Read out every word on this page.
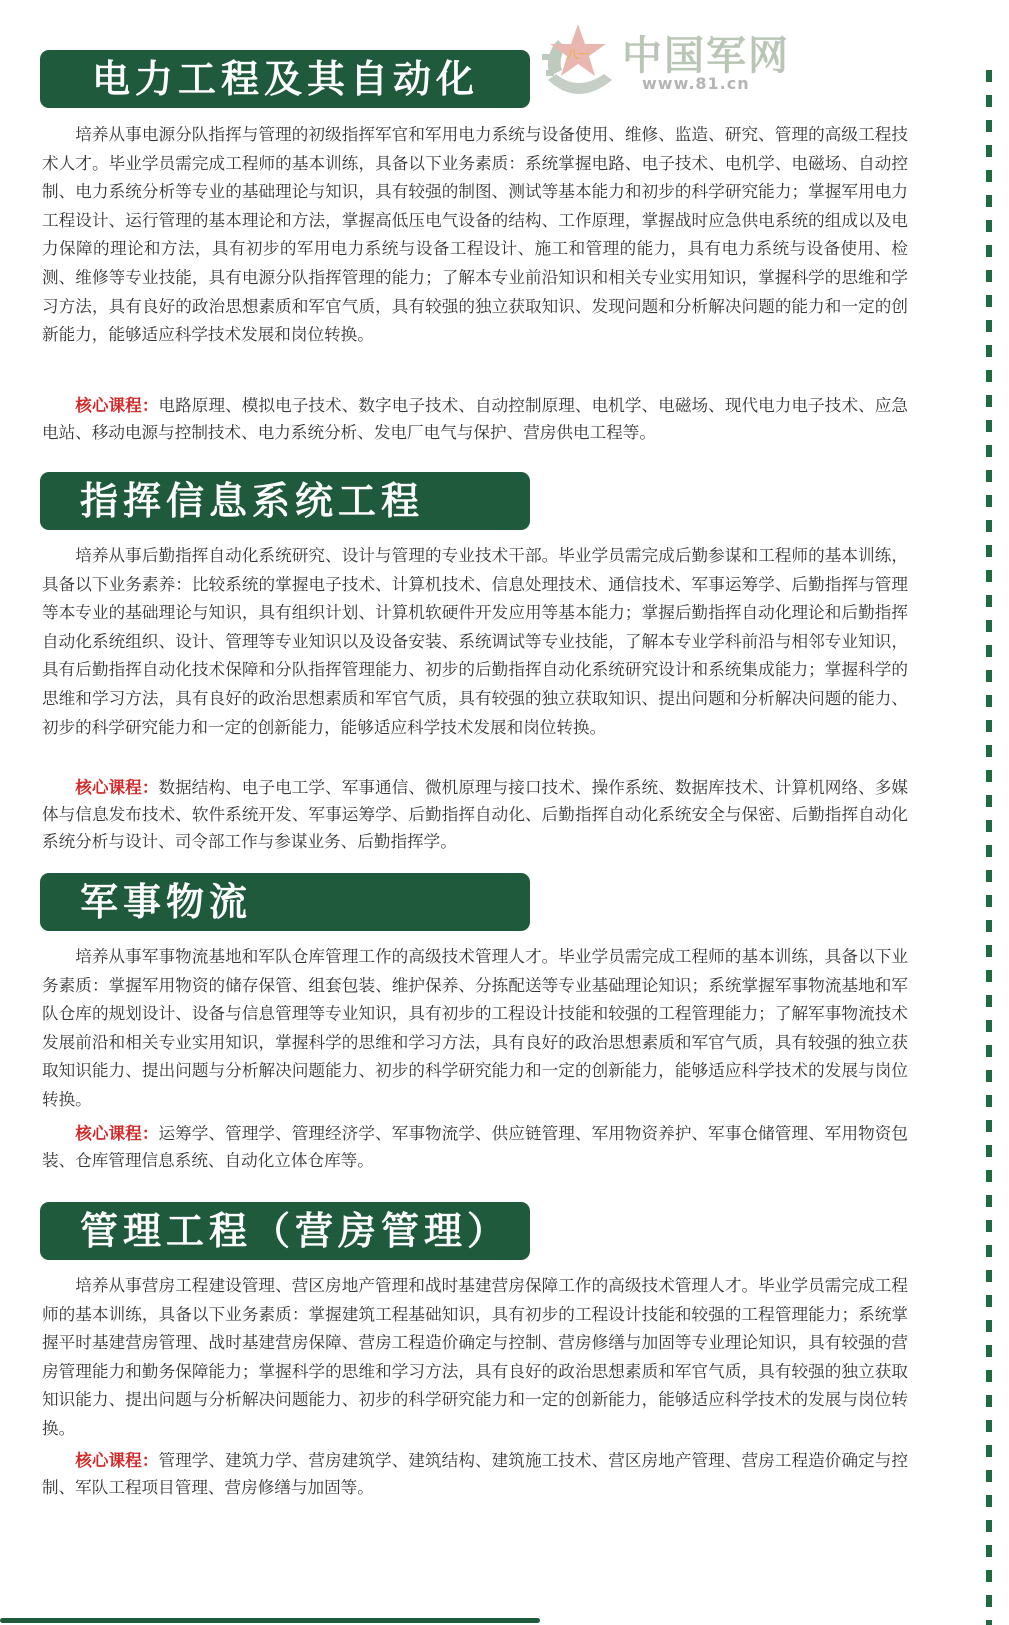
八一 中国军网
www.81.cn
电力工程及其自动化

培养从事电源分队指挥与管理的初级指挥军官和军用电力系统与设备使用、维修、监造、研究、管理的高级工程技术人才。毕业学员需完成工程师的基本训练，具备以下业务素质：系统掌握电路、电子技术、电机学、电磁场、自动控制、电力系统分析等专业的基础理论与知识，具有较强的制图、测试等基本能力和初步的科学研究能力；掌握军用电力工程设计、运行管理的基本理论和方法，掌握高低压电气设备的结构、工作原理，掌握战时应急供电系统的组成以及电力保障的理论和方法，具有初步的军用电力系统与设备工程设计、施工和管理的能力，具有电力系统与设备使用、检测、维修等专业技能，具有电源分队指挥管理的能力；了解本专业前沿知识和相关专业实用知识，掌握科学的思维和学习方法，具有良好的政治思想素质和军官气质，具有较强的独立获取知识、发现问题和分析解决问题的能力和一定的创新能力，能够适应科学技术发展和岗位转换。

核心课程：电路原理、模拟电子技术、数字电子技术、自动控制原理、电机学、电磁场、现代电力电子技术、应急电站、移动电源与控制技术、电力系统分析、发电厂电气与保护、营房供电工程等。

指挥信息系统工程

培养从事后勤指挥自动化系统研究、设计与管理的专业技术干部。毕业学员需完成后勤参谋和工程师的基本训练，具备以下业务素养：比较系统的掌握电子技术、计算机技术、信息处理技术、通信技术、军事运筹学、后勤指挥与管理等本专业的基础理论与知识，具有组织计划、计算机软硬件开发应用等基本能力；掌握后勤指挥自动化理论和后勤指挥自动化系统组织、设计、管理等专业知识以及设备安装、系统调试等专业技能，了解本专业学科前沿与相邻专业知识，具有后勤指挥自动化技术保障和分队指挥管理能力、初步的后勤指挥自动化系统研究设计和系统集成能力；掌握科学的思维和学习方法，具有良好的政治思想素质和军官气质，具有较强的独立获取知识、提出问题和分析解决问题的能力、初步的科学研究能力和一定的创新能力，能够适应科学技术发展和岗位转换。

核心课程：数据结构、电子电工学、军事通信、微机原理与接口技术、操作系统、数据库技术、计算机网络、多媒体与信息发布技术、软件系统开发、军事运筹学、后勤指挥自动化、后勤指挥自动化系统安全与保密、后勤指挥自动化系统分析与设计、司令部工作与参谋业务、后勤指挥学。

军事物流

培养从事军事物流基地和军队仓库管理工作的高级技术管理人才。毕业学员需完成工程师的基本训练，具备以下业务素质：掌握军用物资的储存保管、组套包装、维护保养、分拣配送等专业基础理论知识；系统掌握军事物流基地和军队仓库的规划设计、设备与信息管理等专业知识，具有初步的工程设计技能和较强的工程管理能力；了解军事物流技术发展前沿和相关专业实用知识，掌握科学的思维和学习方法，具有良好的政治思想素质和军官气质，具有较强的独立获取知识能力、提出问题与分析解决问题能力、初步的科学研究能力和一定的创新能力，能够适应科学技术的发展与岗位转换。

核心课程：运筹学、管理学、管理经济学、军事物流学、供应链管理、军用物资养护、军事仓储管理、军用物资包装、仓库管理信息系统、自动化立体仓库等。

管理工程（营房管理）

培养从事营房工程建设管理、营区房地产管理和战时基建营房保障工作的高级技术管理人才。毕业学员需完成工程师的基本训练，具备以下业务素质：掌握建筑工程基础知识，具有初步的工程设计技能和较强的工程管理能力；系统掌握平时基建营房管理、战时基建营房保障、营房工程造价确定与控制、营房修缮与加固等专业理论知识，具有较强的营房管理能力和勤务保障能力；掌握科学的思维和学习方法，具有良好的政治思想素质和军官气质，具有较强的独立获取知识能力、提出问题与分析解决问题能力、初步的科学研究能力和一定的创新能力，能够适应科学技术的发展与岗位转换。

核心课程：管理学、建筑力学、营房建筑学、建筑结构、建筑施工技术、营区房地产管理、营房工程造价确定与控制、军队工程项目管理、营房修缮与加固等。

------------------------------

• **TASK PROMPT**: Transcribe all of the material exactly, leaving out whatever pictures it contains.

• **THE REPLY**:
Read out every word on this page.
八一 中国军网
www.81.cn
电力工程及其自动化

培养从事电源分队指挥与管理的初级指挥军官和军用电力系统与设备使用、维修、监造、研究、管理的高级工程技术人才。毕业学员需完成工程师的基本训练，具备以下业务素质：系统掌握电路、电子技术、电机学、电磁场、自动控制、电力系统分析等专业的基础理论与知识，具有较强的制图、测试等基本能力和初步的科学研究能力；掌握军用电力工程设计、运行管理的基本理论和方法，掌握高低压电气设备的结构、工作原理，掌握战时应急供电系统的组成以及电力保障的理论和方法，具有初步的军用电力系统与设备工程设计、施工和管理的能力，具有电力系统与设备使用、检测、维修等专业技能，具有电源分队指挥管理的能力；了解本专业前沿知识和相关专业实用知识，掌握科学的思维和学习方法，具有良好的政治思想素质和军官气质，具有较强的独立获取知识、发现问题和分析解决问题的能力和一定的创新能力，能够适应科学技术发展和岗位转换。

核心课程：电路原理、模拟电子技术、数字电子技术、自动控制原理、电机学、电磁场、现代电力电子技术、应急电站、移动电源与控制技术、电力系统分析、发电厂电气与保护、营房供电工程等。

指挥信息系统工程

培养从事后勤指挥自动化系统研究、设计与管理的专业技术干部。毕业学员需完成后勤参谋和工程师的基本训练，具备以下业务素养：比较系统的掌握电子技术、计算机技术、信息处理技术、通信技术、军事运筹学、后勤指挥与管理等本专业的基础理论与知识，具有组织计划、计算机软硬件开发应用等基本能力；掌握后勤指挥自动化理论和后勤指挥自动化系统组织、设计、管理等专业知识以及设备安装、系统调试等专业技能，了解本专业学科前沿与相邻专业知识，具有后勤指挥自动化技术保障和分队指挥管理能力、初步的后勤指挥自动化系统研究设计和系统集成能力；掌握科学的思维和学习方法，具有良好的政治思想素质和军官气质，具有较强的独立获取知识、提出问题和分析解决问题的能力、初步的科学研究能力和一定的创新能力，能够适应科学技术发展和岗位转换。

核心课程：数据结构、电子电工学、军事通信、微机原理与接口技术、操作系统、数据库技术、计算机网络、多媒体与信息发布技术、软件系统开发、军事运筹学、后勤指挥自动化、后勤指挥自动化系统安全与保密、后勤指挥自动化系统分析与设计、司令部工作与参谋业务、后勤指挥学。

军事物流

培养从事军事物流基地和军队仓库管理工作的高级技术管理人才。毕业学员需完成工程师的基本训练，具备以下业务素质：掌握军用物资的储存保管、组套包装、维护保养、分拣配送等专业基础理论知识；系统掌握军事物流基地和军队仓库的规划设计、设备与信息管理等专业知识，具有初步的工程设计技能和较强的工程管理能力；了解军事物流技术发展前沿和相关专业实用知识，掌握科学的思维和学习方法，具有良好的政治思想素质和军官气质，具有较强的独立获取知识能力、提出问题与分析解决问题能力、初步的科学研究能力和一定的创新能力，能够适应科学技术的发展与岗位转换。

核心课程：运筹学、管理学、管理经济学、军事物流学、供应链管理、军用物资养护、军事仓储管理、军用物资包装、仓库管理信息系统、自动化立体仓库等。

管理工程（营房管理）

培养从事营房工程建设管理、营区房地产管理和战时基建营房保障工作的高级技术管理人才。毕业学员需完成工程师的基本训练，具备以下业务素质：掌握建筑工程基础知识，具有初步的工程设计技能和较强的工程管理能力；系统掌握平时基建营房管理、战时基建营房保障、营房工程造价确定与控制、营房修缮与加固等专业理论知识，具有较强的营房管理能力和勤务保障能力；掌握科学的思维和学习方法，具有良好的政治思想素质和军官气质，具有较强的独立获取知识能力、提出问题与分析解决问题能力、初步的科学研究能力和一定的创新能力，能够适应科学技术的发展与岗位转换。

核心课程：管理学、建筑力学、营房建筑学、建筑结构、建筑施工技术、营区房地产管理、营房工程造价确定与控制、军队工程项目管理、营房修缮与加固等。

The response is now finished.